-- Start Dataset excerpts --

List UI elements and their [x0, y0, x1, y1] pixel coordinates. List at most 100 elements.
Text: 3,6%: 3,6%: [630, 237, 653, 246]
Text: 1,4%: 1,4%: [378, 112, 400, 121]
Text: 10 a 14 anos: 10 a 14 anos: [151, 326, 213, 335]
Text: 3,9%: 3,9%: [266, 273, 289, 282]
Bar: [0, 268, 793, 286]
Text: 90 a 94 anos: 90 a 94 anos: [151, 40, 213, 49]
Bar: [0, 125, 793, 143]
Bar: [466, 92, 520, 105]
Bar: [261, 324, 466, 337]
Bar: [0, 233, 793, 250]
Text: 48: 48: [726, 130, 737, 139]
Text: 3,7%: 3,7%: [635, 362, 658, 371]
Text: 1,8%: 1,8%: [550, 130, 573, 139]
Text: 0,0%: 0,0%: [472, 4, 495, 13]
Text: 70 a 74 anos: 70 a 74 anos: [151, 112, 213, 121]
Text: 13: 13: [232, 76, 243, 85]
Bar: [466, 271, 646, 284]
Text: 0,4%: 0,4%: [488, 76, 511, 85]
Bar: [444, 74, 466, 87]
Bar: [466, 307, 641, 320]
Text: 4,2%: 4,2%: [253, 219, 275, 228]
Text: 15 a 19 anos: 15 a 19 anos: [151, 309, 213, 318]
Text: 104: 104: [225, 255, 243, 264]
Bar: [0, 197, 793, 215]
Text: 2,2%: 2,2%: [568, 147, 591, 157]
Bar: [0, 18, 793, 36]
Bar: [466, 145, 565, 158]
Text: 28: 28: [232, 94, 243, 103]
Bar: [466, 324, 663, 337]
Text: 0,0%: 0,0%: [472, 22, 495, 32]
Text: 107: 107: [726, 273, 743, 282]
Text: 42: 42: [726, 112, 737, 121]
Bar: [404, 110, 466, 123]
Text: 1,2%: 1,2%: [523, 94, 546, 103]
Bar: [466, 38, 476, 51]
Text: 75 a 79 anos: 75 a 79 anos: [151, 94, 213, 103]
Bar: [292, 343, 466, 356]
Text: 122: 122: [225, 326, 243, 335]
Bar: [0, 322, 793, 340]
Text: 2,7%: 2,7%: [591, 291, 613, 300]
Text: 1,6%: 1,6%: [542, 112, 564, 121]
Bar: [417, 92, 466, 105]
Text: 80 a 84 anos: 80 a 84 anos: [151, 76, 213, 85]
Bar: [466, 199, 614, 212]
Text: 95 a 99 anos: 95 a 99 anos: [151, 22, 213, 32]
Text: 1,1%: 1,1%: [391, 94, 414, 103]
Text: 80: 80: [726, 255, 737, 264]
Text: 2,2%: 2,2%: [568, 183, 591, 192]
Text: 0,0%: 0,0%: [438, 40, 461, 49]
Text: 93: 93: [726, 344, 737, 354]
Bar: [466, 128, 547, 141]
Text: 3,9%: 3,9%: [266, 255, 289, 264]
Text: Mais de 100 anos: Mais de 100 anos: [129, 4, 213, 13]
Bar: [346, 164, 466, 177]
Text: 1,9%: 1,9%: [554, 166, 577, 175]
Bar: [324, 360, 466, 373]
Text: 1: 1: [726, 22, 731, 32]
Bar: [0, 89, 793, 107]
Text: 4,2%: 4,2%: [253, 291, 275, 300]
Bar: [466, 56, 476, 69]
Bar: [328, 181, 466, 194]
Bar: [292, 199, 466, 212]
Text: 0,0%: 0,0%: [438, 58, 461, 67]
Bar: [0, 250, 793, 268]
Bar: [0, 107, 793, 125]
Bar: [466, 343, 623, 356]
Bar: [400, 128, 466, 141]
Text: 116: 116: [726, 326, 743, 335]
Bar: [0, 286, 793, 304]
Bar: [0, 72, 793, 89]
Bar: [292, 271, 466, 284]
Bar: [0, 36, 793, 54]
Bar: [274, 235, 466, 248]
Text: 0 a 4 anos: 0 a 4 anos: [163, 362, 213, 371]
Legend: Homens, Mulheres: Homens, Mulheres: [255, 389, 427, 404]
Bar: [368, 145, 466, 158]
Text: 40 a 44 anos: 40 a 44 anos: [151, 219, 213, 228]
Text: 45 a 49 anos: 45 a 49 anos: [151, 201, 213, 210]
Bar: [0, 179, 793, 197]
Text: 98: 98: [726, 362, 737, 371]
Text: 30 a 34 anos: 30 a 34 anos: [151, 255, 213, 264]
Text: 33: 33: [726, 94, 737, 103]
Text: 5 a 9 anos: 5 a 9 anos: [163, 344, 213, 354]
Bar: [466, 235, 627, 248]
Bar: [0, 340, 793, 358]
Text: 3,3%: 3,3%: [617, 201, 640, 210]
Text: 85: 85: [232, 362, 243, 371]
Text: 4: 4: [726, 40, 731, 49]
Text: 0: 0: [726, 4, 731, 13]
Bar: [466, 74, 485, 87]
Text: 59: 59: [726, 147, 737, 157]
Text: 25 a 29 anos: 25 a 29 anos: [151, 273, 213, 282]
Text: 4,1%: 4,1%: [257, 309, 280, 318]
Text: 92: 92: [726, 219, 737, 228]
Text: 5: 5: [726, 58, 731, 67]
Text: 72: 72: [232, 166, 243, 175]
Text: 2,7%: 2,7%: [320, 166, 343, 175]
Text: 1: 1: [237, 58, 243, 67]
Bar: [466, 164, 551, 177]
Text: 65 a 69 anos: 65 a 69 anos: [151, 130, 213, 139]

-- End Dataset excerpts --

Swap "Bar" for "Rect" in the items from the first line up to and including the line with "Text: 1,8%: 1,8%: [550, 130, 573, 139]", and write out those lines again with nothing else changed.

List UI elements and their [x0, y0, x1, y1] pixel coordinates. List at most 100 elements.
Text: 3,6%: 3,6%: [630, 237, 653, 246]
Text: 1,4%: 1,4%: [378, 112, 400, 121]
Text: 10 a 14 anos: 10 a 14 anos: [151, 326, 213, 335]
Text: 3,9%: 3,9%: [266, 273, 289, 282]
Rect: [0, 268, 793, 286]
Text: 90 a 94 anos: 90 a 94 anos: [151, 40, 213, 49]
Rect: [0, 125, 793, 143]
Rect: [466, 92, 520, 105]
Rect: [261, 324, 466, 337]
Rect: [0, 233, 793, 250]
Text: 48: 48: [726, 130, 737, 139]
Text: 3,7%: 3,7%: [635, 362, 658, 371]
Text: 1,8%: 1,8%: [550, 130, 573, 139]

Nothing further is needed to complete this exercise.